Pick out each line below containing "Tarihi".

— start —

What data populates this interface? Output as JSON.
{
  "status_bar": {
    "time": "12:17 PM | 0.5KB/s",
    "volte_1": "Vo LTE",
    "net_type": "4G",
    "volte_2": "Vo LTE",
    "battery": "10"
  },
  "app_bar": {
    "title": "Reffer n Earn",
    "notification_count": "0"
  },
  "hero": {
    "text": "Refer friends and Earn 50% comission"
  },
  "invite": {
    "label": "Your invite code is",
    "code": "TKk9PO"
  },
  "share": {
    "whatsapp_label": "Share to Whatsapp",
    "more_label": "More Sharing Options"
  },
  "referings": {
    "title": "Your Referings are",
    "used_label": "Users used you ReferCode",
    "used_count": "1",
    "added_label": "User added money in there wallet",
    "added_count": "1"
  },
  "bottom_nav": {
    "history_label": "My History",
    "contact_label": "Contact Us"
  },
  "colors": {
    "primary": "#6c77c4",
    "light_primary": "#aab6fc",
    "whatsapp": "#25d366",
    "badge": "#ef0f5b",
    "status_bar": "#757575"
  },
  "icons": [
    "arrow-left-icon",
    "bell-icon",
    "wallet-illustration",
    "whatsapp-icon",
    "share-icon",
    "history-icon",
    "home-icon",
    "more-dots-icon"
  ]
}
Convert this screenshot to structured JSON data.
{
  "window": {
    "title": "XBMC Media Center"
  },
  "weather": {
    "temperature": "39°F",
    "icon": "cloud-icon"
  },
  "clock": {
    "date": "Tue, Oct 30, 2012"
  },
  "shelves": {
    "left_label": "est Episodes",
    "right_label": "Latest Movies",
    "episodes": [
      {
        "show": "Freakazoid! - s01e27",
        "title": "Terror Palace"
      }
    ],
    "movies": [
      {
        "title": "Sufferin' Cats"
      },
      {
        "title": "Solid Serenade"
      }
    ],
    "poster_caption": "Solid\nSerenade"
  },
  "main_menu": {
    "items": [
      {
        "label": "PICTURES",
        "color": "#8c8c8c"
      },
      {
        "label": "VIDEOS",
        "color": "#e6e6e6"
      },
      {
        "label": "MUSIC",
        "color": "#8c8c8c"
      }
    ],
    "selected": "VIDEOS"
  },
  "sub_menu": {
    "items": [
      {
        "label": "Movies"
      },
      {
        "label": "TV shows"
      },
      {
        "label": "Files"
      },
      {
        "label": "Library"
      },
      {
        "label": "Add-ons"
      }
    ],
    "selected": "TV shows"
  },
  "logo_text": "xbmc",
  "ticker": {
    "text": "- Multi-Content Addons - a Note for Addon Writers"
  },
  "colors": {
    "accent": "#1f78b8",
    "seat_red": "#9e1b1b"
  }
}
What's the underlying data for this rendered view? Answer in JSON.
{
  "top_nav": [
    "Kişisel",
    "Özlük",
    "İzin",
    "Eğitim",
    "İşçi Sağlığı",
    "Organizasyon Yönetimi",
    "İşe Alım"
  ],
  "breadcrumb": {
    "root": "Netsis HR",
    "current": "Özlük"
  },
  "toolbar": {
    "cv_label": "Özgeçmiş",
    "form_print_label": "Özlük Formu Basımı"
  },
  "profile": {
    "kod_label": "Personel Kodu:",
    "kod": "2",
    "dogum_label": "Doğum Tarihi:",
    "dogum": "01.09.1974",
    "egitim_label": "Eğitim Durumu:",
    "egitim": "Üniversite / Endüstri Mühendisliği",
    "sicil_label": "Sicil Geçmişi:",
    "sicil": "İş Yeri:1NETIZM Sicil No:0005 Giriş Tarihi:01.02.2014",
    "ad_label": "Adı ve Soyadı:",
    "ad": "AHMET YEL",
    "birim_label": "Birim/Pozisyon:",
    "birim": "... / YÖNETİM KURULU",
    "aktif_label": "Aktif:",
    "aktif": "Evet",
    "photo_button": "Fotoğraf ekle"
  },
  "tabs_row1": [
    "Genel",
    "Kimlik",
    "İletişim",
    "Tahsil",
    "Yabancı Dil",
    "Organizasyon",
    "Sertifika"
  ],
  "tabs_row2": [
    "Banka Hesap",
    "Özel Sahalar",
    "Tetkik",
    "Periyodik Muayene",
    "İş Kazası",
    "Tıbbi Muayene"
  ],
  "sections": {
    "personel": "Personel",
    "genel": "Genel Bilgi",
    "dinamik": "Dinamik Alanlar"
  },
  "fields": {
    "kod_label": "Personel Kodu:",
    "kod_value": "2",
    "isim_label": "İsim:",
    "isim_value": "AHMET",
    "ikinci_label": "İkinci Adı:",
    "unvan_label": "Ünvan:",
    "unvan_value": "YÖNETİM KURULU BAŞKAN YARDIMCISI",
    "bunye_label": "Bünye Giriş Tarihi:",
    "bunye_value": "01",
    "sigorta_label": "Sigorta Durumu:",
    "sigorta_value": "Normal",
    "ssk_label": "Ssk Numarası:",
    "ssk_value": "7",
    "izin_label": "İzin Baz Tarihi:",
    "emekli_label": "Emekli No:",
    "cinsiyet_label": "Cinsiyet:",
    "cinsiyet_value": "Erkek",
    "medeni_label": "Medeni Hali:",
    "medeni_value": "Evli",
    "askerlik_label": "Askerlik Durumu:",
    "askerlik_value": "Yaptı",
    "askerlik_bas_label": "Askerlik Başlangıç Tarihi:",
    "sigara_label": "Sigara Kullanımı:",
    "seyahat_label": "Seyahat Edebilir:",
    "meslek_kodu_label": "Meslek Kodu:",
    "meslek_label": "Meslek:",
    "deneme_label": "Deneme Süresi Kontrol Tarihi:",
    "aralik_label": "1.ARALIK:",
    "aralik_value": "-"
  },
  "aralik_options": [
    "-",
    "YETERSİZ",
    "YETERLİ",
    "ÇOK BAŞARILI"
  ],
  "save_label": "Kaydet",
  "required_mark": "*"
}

— end —

SOLUTION TO THE PROBLEM ->
    "dogum_label": "Doğum Tarihi:",
    "sicil": "İş Yeri:1NETIZM Sicil No:0005 Giriş Tarihi:01.02.2014",
    "bunye_label": "Bünye Giriş Tarihi:",
    "izin_label": "İzin Baz Tarihi:",
    "askerlik_bas_label": "Askerlik Başlangıç Tarihi:",
    "deneme_label": "Deneme Süresi Kontrol Tarihi:",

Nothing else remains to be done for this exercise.